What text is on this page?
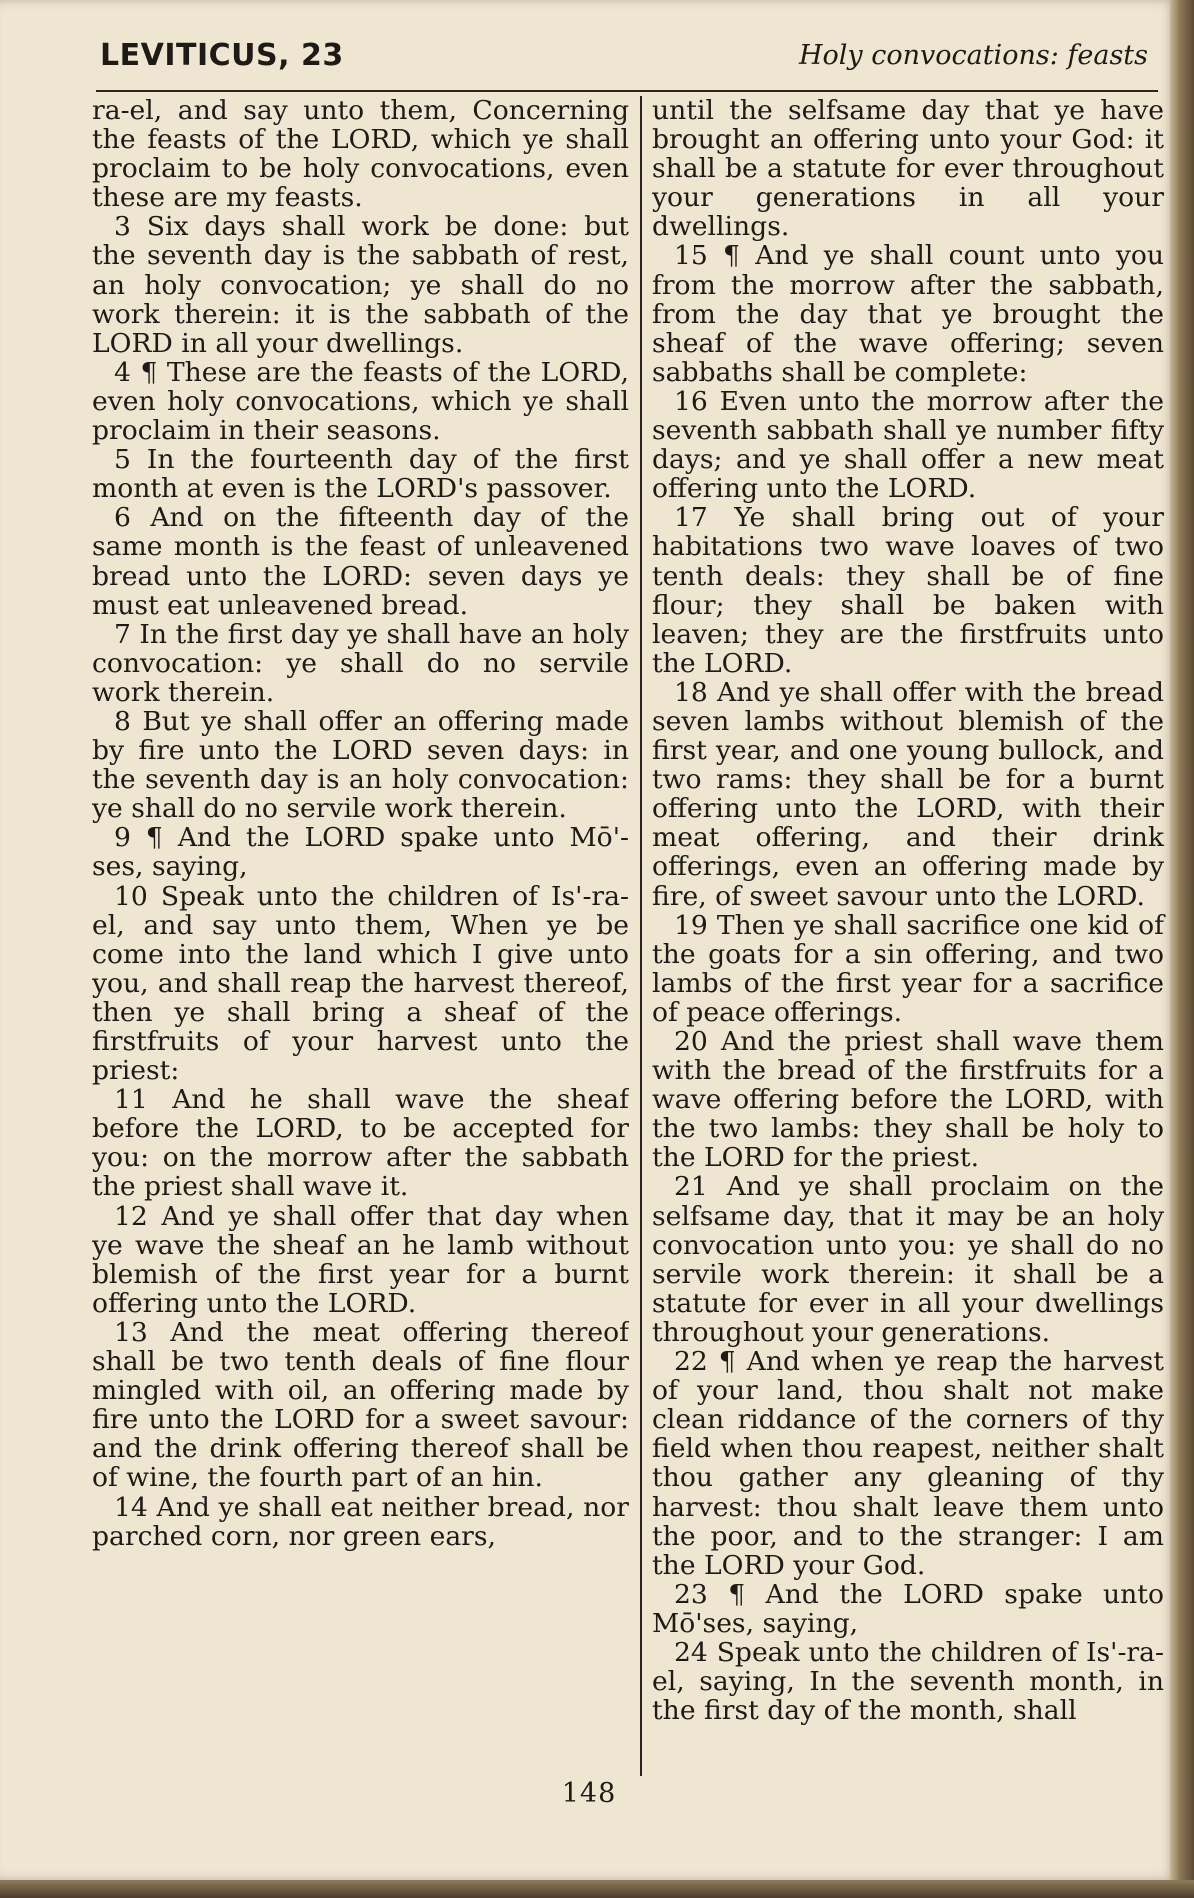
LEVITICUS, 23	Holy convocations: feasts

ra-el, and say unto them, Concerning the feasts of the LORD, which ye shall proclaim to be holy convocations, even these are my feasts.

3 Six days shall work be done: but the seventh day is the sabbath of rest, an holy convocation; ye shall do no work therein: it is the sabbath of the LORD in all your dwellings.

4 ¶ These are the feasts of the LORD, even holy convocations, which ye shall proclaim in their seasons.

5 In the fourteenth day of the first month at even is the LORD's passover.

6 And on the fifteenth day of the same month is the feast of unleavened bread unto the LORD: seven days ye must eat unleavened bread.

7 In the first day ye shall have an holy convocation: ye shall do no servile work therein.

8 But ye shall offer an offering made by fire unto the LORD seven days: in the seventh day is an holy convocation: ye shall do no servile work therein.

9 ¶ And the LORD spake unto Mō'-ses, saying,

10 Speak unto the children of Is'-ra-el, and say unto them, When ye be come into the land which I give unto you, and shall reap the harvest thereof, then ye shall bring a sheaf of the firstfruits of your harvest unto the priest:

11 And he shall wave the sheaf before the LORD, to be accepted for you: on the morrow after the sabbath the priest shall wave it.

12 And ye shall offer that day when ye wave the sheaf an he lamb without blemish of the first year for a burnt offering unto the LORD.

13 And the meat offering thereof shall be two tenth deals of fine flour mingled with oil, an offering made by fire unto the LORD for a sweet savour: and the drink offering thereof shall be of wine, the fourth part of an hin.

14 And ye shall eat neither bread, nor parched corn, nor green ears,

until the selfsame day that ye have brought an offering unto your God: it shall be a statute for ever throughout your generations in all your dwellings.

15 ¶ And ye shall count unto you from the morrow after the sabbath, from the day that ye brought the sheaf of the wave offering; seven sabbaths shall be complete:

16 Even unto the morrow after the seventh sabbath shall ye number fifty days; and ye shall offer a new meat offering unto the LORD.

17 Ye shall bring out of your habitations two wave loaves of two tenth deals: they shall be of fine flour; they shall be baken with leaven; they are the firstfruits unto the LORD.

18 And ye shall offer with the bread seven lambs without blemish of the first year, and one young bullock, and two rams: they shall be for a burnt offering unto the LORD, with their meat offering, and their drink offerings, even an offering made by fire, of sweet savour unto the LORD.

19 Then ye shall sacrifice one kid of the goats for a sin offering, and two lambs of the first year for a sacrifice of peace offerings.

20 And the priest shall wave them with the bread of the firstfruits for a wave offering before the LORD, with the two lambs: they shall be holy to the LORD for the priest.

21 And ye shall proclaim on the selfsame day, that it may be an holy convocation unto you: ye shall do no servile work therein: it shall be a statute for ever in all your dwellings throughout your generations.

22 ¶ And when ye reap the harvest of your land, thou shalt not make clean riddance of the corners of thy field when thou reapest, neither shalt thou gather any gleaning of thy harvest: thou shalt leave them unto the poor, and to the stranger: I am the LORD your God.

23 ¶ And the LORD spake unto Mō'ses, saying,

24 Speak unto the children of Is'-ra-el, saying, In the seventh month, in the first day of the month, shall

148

────────────────────

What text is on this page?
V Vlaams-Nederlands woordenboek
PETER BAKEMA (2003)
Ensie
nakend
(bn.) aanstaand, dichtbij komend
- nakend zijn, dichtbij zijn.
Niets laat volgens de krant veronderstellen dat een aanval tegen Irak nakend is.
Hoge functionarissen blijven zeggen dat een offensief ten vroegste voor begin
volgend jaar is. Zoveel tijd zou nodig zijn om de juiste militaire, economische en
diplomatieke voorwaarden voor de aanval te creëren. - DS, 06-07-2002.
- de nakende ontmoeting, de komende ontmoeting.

────────────────────

▸ What is needed
Your task is to gather all lines from the entries above that hold the word "voor".

▸ Task output
Hoge functionarissen blijven zeggen dat een offensief ten vroegste voor begin
diplomatieke voorwaarden voor de aanval te creëren. - DS, 06-07-2002.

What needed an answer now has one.